Answer these from the Carleton network text:
1. In what year was the Algol Yearbook first published?
2. Which anniversary of Carleton College falls in 1891?
3. What will form the edges of the network?

◆ **PAGE TEXT**:
§
14: Network Analysis: A Real-World Project

A Social Network of Carleton College in the 1890s

Today we are going to try out a real-world network analysis project and attempt to reconstruct the social network of Carleton College around its 25th anniversary in 1891. The school was small enough at that time that everyone probably knew everyone else, and we cannot interview people to ask who their friends were. Of course, Facebook didn’t exist in 1891, so we can’t easily download a list of friends to start exploring (but if you want to know how to do that you can check out this tutorial for using netvizz and Gephi to map your Facebook network).

So how are we going to construct an historical social network? Well, fortunately, the Algol Yearbook was first published in 1890 and all issues since have been digitized by our helpful librarians and made available through the library catalog. The yearbooks won’t exactly tell us who was friends with whom, but they do list the complete class lists for a given year (providing all the individuals that will be the nodes in our network) and also all of the organizations on campus with their member lists. We can assume that people who belonged to the same organization interacted regularly and construct relationships (the edges of our network) based on these affiliations.

This is called an affiliation network and can be a powerful way of exploring connections and influence, as illustrated by the graph of regional networks of railroad directors below. Ours will allow us to construct a bimodal network graph of individuals and organizations in Carleton’s early history, from which we can derive a one-mode network of connected individuals based on their co-membership in these clubs. The result should allow us to ascertain who were the most central individuals at Carleton that year, who formed bridges between different communities and other useful network metrics.
§
◆ **DATASET ENTRIES**:
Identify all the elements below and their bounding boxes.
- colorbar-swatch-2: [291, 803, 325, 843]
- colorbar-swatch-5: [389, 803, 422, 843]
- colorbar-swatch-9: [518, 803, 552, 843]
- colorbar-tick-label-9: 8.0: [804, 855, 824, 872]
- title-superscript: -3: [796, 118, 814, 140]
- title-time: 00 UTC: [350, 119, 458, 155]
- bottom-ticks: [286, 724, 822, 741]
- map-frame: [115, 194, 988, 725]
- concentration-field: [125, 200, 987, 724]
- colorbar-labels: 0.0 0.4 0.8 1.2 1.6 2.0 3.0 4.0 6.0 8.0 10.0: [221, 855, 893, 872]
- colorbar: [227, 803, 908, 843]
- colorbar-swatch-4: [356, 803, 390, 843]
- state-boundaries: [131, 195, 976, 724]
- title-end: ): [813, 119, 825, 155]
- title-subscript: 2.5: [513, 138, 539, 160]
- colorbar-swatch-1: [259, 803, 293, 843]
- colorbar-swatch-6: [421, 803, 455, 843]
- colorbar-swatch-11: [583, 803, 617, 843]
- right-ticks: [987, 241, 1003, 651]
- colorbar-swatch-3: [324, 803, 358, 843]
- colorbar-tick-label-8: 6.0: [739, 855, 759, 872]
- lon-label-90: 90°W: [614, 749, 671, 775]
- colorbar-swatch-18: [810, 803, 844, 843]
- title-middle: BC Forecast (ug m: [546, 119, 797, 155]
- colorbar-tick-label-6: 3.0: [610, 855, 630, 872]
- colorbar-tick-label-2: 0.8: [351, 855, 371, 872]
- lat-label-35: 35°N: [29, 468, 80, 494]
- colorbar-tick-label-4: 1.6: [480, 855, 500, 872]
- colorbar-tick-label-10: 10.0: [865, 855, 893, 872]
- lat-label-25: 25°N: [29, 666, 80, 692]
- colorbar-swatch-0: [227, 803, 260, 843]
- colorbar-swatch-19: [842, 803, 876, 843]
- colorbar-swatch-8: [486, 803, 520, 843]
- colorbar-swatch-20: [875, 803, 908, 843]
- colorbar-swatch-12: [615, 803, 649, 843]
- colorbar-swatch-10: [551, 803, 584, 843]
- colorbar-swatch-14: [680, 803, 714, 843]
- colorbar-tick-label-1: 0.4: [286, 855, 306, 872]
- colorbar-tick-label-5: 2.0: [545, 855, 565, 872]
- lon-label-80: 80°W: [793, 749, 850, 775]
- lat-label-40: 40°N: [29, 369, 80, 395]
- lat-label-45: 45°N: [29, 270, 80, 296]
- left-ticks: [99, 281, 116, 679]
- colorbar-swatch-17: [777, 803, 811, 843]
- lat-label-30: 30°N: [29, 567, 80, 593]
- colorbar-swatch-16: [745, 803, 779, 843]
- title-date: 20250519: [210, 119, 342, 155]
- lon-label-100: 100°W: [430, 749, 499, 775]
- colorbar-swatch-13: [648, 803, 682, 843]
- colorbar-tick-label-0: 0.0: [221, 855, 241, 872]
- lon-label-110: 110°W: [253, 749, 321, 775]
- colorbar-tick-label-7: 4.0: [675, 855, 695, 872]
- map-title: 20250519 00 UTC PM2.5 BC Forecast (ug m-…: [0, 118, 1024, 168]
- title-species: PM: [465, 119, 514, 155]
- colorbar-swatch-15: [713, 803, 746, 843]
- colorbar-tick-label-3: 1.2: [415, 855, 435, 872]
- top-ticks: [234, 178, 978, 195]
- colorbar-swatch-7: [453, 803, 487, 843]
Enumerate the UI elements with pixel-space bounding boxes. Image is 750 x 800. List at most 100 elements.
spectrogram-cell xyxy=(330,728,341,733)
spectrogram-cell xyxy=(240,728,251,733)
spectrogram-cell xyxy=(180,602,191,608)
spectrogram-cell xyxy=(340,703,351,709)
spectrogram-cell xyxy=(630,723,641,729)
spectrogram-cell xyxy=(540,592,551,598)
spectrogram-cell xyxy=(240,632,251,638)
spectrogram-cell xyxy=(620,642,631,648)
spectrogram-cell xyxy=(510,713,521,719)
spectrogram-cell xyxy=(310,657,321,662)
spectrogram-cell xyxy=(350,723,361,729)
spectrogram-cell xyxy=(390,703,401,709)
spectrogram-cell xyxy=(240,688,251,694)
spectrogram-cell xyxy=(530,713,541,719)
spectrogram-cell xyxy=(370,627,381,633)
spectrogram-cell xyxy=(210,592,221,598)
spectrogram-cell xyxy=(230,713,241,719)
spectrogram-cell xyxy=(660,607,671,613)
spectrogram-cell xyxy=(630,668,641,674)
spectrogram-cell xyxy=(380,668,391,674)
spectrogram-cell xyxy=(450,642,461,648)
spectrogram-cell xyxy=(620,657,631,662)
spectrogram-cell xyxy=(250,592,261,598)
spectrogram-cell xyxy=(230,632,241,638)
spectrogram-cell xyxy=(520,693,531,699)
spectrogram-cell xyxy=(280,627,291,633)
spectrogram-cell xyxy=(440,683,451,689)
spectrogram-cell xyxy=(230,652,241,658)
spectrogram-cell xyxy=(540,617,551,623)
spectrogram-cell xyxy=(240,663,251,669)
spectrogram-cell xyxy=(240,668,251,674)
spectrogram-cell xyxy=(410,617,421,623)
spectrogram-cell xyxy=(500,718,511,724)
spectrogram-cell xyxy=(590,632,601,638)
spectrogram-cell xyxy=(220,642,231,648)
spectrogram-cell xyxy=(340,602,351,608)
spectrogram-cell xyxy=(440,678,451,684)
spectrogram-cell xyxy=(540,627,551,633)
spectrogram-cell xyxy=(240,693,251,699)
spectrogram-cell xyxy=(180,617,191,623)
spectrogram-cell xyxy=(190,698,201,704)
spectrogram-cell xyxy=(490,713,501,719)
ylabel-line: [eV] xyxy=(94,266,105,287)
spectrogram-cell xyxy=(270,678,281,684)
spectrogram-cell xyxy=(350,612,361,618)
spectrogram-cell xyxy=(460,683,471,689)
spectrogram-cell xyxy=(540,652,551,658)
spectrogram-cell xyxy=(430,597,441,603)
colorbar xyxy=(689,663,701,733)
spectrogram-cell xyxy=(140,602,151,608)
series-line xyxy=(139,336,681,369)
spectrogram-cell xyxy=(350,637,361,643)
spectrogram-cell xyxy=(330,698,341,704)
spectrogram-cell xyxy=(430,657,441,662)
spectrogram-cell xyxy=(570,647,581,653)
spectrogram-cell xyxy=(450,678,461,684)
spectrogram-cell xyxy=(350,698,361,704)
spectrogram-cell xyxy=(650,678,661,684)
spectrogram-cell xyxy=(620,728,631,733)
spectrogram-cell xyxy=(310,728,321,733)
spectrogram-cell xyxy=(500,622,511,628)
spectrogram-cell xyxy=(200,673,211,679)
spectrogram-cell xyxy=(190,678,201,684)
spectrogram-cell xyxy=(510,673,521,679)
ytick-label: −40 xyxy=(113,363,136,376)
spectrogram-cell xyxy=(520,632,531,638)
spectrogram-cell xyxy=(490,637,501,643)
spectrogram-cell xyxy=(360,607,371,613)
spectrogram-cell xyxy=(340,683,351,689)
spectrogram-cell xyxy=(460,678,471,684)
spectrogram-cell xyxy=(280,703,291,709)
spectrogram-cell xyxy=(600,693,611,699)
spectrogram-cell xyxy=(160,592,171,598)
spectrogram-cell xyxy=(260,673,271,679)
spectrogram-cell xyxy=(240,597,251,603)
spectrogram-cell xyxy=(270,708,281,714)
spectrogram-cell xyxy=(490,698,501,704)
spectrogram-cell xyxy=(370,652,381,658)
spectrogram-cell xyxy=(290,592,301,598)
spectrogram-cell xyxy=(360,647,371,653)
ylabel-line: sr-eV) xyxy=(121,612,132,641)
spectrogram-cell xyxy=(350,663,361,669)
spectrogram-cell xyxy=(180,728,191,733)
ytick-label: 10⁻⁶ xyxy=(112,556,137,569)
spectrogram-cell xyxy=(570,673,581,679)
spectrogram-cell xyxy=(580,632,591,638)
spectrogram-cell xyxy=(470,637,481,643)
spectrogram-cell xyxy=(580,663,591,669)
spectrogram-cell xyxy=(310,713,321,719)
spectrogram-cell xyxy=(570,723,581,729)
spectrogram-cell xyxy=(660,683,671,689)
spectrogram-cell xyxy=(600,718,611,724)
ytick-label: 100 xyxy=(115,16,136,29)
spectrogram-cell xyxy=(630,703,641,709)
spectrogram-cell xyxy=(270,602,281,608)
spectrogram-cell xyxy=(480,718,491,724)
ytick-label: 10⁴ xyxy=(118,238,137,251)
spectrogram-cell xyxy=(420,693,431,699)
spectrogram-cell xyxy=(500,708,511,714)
§
◆ **WRITTEN REPLY**:
1. 1890
2. Its 25th anniversary
3. Relationships based on people's shared membership in campus organizations